START RECORDED INFORMATION

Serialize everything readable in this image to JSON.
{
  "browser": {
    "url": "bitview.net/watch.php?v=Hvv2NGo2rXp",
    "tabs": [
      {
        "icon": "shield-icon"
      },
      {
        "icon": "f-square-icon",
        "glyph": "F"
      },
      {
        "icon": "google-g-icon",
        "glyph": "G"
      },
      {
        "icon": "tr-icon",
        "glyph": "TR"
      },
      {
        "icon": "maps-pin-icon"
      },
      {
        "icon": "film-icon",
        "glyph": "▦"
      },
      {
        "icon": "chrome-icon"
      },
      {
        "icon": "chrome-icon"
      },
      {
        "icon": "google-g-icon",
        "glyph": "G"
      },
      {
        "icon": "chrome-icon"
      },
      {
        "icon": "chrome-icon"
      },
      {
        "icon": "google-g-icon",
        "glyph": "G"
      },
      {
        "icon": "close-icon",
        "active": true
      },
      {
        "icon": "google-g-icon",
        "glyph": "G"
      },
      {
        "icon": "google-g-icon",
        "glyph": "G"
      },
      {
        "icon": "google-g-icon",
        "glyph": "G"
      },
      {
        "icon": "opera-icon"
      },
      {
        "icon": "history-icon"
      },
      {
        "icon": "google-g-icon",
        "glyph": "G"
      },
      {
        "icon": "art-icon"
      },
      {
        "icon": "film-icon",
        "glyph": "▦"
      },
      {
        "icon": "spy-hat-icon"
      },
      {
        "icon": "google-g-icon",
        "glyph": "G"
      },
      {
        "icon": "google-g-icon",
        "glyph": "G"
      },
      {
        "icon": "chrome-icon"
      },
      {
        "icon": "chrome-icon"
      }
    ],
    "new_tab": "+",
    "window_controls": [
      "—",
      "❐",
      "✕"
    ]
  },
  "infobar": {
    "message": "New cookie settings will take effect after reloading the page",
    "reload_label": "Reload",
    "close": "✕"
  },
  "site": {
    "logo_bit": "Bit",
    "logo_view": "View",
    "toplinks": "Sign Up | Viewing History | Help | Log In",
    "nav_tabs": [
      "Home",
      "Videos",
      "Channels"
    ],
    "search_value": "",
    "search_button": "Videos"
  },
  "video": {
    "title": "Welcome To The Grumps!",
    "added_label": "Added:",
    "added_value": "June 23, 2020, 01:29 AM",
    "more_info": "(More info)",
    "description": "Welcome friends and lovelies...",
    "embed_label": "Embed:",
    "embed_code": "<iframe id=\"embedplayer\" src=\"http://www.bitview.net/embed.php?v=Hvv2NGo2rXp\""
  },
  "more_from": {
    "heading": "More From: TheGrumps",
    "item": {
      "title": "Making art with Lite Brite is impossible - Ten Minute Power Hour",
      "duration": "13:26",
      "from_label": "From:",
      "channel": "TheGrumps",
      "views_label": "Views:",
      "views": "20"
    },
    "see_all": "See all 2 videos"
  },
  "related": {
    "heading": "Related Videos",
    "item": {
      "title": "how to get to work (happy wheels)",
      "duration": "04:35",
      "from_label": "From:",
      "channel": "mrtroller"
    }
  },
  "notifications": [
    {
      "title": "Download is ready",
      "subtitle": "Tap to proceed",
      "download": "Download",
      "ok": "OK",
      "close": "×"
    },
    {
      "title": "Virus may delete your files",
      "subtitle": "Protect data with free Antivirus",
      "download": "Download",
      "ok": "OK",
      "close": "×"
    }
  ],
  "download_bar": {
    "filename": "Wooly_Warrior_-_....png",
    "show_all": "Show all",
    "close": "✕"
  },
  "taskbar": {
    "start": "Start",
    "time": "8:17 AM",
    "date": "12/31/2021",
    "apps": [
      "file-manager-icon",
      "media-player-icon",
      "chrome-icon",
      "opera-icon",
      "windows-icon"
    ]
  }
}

END RECORDED INFORMATION

| ABOUT THIS TASK |
All the data must be duplicated exactly, with nothing added or removed.

| SOLUTION FOR THIS EXERCISE |
Serialize everything readable in this image to JSON.
{
  "browser": {
    "url": "bitview.net/watch.php?v=Hvv2NGo2rXp",
    "tabs": [
      {
        "icon": "shield-icon"
      },
      {
        "icon": "f-square-icon",
        "glyph": "F"
      },
      {
        "icon": "google-g-icon",
        "glyph": "G"
      },
      {
        "icon": "tr-icon",
        "glyph": "TR"
      },
      {
        "icon": "maps-pin-icon"
      },
      {
        "icon": "film-icon",
        "glyph": "▦"
      },
      {
        "icon": "chrome-icon"
      },
      {
        "icon": "chrome-icon"
      },
      {
        "icon": "google-g-icon",
        "glyph": "G"
      },
      {
        "icon": "chrome-icon"
      },
      {
        "icon": "chrome-icon"
      },
      {
        "icon": "google-g-icon",
        "glyph": "G"
      },
      {
        "icon": "close-icon",
        "active": true
      },
      {
        "icon": "google-g-icon",
        "glyph": "G"
      },
      {
        "icon": "google-g-icon",
        "glyph": "G"
      },
      {
        "icon": "google-g-icon",
        "glyph": "G"
      },
      {
        "icon": "opera-icon"
      },
      {
        "icon": "history-icon"
      },
      {
        "icon": "google-g-icon",
        "glyph": "G"
      },
      {
        "icon": "art-icon"
      },
      {
        "icon": "film-icon",
        "glyph": "▦"
      },
      {
        "icon": "spy-hat-icon"
      },
      {
        "icon": "google-g-icon",
        "glyph": "G"
      },
      {
        "icon": "google-g-icon",
        "glyph": "G"
      },
      {
        "icon": "chrome-icon"
      },
      {
        "icon": "chrome-icon"
      }
    ],
    "new_tab": "+",
    "window_controls": [
      "—",
      "❐",
      "✕"
    ]
  },
  "infobar": {
    "message": "New cookie settings will take effect after reloading the page",
    "reload_label": "Reload",
    "close": "✕"
  },
  "site": {
    "logo_bit": "Bit",
    "logo_view": "View",
    "toplinks": "Sign Up | Viewing History | Help | Log In",
    "nav_tabs": [
      "Home",
      "Videos",
      "Channels"
    ],
    "search_value": "",
    "search_button": "Videos"
  },
  "video": {
    "title": "Welcome To The Grumps!",
    "added_label": "Added:",
    "added_value": "June 23, 2020, 01:29 AM",
    "more_info": "(More info)",
    "description": "Welcome friends and lovelies...",
    "embed_label": "Embed:",
    "embed_code": "<iframe id=\"embedplayer\" src=\"http://www.bitview.net/embed.php?v=Hvv2NGo2rXp\""
  },
  "more_from": {
    "heading": "More From: TheGrumps",
    "item": {
      "title": "Making art with Lite Brite is impossible - Ten Minute Power Hour",
      "duration": "13:26",
      "from_label": "From:",
      "channel": "TheGrumps",
      "views_label": "Views:",
      "views": "20"
    },
    "see_all": "See all 2 videos"
  },
  "related": {
    "heading": "Related Videos",
    "item": {
      "title": "how to get to work (happy wheels)",
      "duration": "04:35",
      "from_label": "From:",
      "channel": "mrtroller"
    }
  },
  "notifications": [
    {
      "title": "Download is ready",
      "subtitle": "Tap to proceed",
      "download": "Download",
      "ok": "OK",
      "close": "×"
    },
    {
      "title": "Virus may delete your files",
      "subtitle": "Protect data with free Antivirus",
      "download": "Download",
      "ok": "OK",
      "close": "×"
    }
  ],
  "download_bar": {
    "filename": "Wooly_Warrior_-_....png",
    "show_all": "Show all",
    "close": "✕"
  },
  "taskbar": {
    "start": "Start",
    "time": "8:17 AM",
    "date": "12/31/2021",
    "apps": [
      "file-manager-icon",
      "media-player-icon",
      "chrome-icon",
      "opera-icon",
      "windows-icon"
    ]
  }
}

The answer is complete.